_Aim_
Retype every entry exactly, character for character.

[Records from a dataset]
★ ★ ★

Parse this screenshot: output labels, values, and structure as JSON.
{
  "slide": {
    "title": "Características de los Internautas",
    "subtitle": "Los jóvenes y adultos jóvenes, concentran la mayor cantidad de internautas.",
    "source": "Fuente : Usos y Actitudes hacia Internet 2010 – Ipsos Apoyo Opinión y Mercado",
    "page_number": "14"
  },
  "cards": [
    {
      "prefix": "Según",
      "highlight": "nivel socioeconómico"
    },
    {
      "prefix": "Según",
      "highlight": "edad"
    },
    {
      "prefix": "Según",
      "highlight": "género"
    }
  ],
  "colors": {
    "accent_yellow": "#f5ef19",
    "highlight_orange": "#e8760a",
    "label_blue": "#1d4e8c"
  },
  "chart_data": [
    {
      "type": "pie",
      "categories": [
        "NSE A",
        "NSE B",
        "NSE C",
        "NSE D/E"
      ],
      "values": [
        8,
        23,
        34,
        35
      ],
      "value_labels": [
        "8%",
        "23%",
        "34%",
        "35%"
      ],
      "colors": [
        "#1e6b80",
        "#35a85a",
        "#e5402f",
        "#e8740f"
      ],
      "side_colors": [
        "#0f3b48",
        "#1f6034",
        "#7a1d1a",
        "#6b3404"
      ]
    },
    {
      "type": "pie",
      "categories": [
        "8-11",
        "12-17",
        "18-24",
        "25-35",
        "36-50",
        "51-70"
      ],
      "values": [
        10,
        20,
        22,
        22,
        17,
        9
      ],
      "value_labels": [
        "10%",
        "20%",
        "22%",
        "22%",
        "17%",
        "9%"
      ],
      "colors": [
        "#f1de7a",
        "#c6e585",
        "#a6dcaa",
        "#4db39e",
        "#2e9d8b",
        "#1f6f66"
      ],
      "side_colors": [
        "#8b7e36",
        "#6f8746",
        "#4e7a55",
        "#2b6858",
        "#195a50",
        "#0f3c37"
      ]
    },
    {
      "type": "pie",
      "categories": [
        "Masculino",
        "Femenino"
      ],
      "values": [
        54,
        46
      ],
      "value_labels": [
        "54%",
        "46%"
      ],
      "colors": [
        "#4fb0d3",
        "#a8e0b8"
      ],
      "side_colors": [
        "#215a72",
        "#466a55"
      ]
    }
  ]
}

★ ★ ★

_Task output_
Parse this screenshot: output labels, values, and structure as JSON.
{
  "slide": {
    "title": "Características de los Internautas",
    "subtitle": "Los jóvenes y adultos jóvenes, concentran la mayor cantidad de internautas.",
    "source": "Fuente : Usos y Actitudes hacia Internet 2010 – Ipsos Apoyo Opinión y Mercado",
    "page_number": "14"
  },
  "cards": [
    {
      "prefix": "Según",
      "highlight": "nivel socioeconómico"
    },
    {
      "prefix": "Según",
      "highlight": "edad"
    },
    {
      "prefix": "Según",
      "highlight": "género"
    }
  ],
  "colors": {
    "accent_yellow": "#f5ef19",
    "highlight_orange": "#e8760a",
    "label_blue": "#1d4e8c"
  },
  "chart_data": [
    {
      "type": "pie",
      "categories": [
        "NSE A",
        "NSE B",
        "NSE C",
        "NSE D/E"
      ],
      "values": [
        8,
        23,
        34,
        35
      ],
      "value_labels": [
        "8%",
        "23%",
        "34%",
        "35%"
      ],
      "colors": [
        "#1e6b80",
        "#35a85a",
        "#e5402f",
        "#e8740f"
      ],
      "side_colors": [
        "#0f3b48",
        "#1f6034",
        "#7a1d1a",
        "#6b3404"
      ]
    },
    {
      "type": "pie",
      "categories": [
        "8-11",
        "12-17",
        "18-24",
        "25-35",
        "36-50",
        "51-70"
      ],
      "values": [
        10,
        20,
        22,
        22,
        17,
        9
      ],
      "value_labels": [
        "10%",
        "20%",
        "22%",
        "22%",
        "17%",
        "9%"
      ],
      "colors": [
        "#f1de7a",
        "#c6e585",
        "#a6dcaa",
        "#4db39e",
        "#2e9d8b",
        "#1f6f66"
      ],
      "side_colors": [
        "#8b7e36",
        "#6f8746",
        "#4e7a55",
        "#2b6858",
        "#195a50",
        "#0f3c37"
      ]
    },
    {
      "type": "pie",
      "categories": [
        "Masculino",
        "Femenino"
      ],
      "values": [
        54,
        46
      ],
      "value_labels": [
        "54%",
        "46%"
      ],
      "colors": [
        "#4fb0d3",
        "#a8e0b8"
      ],
      "side_colors": [
        "#215a72",
        "#466a55"
      ]
    }
  ]
}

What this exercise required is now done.